Job: Report the count of lines holding "this" in the records, with no other words.

Raw records:
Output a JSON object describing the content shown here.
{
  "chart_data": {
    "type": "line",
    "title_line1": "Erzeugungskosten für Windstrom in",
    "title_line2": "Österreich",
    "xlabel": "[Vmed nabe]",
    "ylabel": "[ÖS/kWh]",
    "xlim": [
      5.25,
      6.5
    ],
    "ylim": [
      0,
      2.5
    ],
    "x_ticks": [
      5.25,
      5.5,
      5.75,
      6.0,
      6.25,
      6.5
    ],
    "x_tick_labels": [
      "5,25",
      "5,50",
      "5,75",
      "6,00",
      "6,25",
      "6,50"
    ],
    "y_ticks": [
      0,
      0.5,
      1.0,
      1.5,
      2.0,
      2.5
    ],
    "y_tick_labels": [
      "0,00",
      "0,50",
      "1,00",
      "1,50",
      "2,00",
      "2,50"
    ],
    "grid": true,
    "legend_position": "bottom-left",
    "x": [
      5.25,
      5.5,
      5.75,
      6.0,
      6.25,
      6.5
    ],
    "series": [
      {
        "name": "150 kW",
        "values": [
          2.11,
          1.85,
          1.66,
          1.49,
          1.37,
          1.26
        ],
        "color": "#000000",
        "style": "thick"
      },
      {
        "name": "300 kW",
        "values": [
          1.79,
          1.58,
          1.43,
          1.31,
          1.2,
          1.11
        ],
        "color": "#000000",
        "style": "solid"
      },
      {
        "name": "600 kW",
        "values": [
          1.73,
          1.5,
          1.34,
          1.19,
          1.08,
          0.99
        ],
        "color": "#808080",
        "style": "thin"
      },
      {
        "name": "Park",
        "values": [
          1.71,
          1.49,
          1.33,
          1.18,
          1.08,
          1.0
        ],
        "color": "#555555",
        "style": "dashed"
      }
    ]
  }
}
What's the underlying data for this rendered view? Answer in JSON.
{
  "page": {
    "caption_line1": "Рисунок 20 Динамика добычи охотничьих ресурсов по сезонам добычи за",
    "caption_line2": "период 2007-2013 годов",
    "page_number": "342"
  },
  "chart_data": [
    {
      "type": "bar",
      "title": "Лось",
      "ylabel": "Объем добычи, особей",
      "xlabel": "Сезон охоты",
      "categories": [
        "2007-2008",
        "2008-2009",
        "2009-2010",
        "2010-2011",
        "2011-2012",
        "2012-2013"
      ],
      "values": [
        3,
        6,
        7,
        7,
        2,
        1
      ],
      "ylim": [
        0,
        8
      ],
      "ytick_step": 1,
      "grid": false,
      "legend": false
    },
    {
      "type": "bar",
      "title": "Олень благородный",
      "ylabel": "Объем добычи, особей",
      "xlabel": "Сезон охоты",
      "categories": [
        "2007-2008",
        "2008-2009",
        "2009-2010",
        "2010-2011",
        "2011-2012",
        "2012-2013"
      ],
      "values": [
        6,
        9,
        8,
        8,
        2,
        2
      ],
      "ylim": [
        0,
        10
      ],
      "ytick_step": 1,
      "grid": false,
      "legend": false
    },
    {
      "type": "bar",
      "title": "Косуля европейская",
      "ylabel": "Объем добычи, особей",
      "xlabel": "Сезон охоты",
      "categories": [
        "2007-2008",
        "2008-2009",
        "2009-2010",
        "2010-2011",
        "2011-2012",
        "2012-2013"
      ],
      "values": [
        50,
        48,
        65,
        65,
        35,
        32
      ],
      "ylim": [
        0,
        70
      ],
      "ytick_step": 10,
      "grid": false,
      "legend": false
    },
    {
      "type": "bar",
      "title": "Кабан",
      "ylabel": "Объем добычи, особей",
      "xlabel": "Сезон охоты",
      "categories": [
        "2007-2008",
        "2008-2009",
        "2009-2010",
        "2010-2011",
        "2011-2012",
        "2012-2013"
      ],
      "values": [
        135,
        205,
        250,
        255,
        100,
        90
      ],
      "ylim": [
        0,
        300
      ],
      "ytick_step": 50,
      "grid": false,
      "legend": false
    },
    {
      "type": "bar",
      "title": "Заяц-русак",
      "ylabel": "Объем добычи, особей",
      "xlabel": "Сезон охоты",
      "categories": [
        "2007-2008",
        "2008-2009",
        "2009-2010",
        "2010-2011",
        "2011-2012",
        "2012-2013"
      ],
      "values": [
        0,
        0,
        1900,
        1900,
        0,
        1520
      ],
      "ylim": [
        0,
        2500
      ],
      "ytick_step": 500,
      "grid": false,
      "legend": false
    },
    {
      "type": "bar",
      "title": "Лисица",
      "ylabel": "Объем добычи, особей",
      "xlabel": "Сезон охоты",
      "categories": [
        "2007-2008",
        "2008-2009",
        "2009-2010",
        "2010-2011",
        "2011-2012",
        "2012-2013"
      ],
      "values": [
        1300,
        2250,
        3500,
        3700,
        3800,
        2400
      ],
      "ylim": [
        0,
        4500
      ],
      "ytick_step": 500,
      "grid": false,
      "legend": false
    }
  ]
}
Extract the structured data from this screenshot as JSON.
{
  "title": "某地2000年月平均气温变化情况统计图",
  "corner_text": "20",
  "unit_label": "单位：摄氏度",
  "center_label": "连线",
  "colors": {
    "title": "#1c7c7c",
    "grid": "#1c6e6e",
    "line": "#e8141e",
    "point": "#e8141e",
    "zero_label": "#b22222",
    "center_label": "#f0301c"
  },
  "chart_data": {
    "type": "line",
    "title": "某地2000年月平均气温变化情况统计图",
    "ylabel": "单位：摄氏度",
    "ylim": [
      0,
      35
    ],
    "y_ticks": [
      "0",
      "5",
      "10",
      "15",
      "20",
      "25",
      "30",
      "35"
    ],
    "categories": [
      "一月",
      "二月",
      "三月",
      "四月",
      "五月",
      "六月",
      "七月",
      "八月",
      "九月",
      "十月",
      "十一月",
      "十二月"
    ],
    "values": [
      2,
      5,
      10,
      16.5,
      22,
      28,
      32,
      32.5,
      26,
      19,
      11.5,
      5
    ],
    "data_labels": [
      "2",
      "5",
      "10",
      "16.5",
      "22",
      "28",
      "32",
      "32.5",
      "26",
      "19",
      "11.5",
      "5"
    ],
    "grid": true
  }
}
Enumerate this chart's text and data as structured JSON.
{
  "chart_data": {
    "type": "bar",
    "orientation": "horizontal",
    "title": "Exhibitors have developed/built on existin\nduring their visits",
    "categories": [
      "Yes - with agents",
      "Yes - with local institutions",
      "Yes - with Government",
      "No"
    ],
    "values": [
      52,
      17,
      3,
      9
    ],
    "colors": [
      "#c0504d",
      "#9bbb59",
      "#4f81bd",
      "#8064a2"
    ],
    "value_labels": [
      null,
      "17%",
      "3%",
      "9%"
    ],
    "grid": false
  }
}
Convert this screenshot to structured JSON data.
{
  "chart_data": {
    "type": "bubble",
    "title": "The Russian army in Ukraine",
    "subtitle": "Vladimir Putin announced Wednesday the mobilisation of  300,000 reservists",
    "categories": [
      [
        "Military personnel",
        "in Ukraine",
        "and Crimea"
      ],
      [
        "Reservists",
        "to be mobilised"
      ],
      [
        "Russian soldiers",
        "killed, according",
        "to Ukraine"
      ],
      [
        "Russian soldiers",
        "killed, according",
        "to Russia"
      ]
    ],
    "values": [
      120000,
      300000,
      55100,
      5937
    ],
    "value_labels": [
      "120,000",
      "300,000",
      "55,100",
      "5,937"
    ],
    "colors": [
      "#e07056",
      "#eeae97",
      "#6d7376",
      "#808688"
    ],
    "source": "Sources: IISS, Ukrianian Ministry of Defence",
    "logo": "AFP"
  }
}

Reply: 4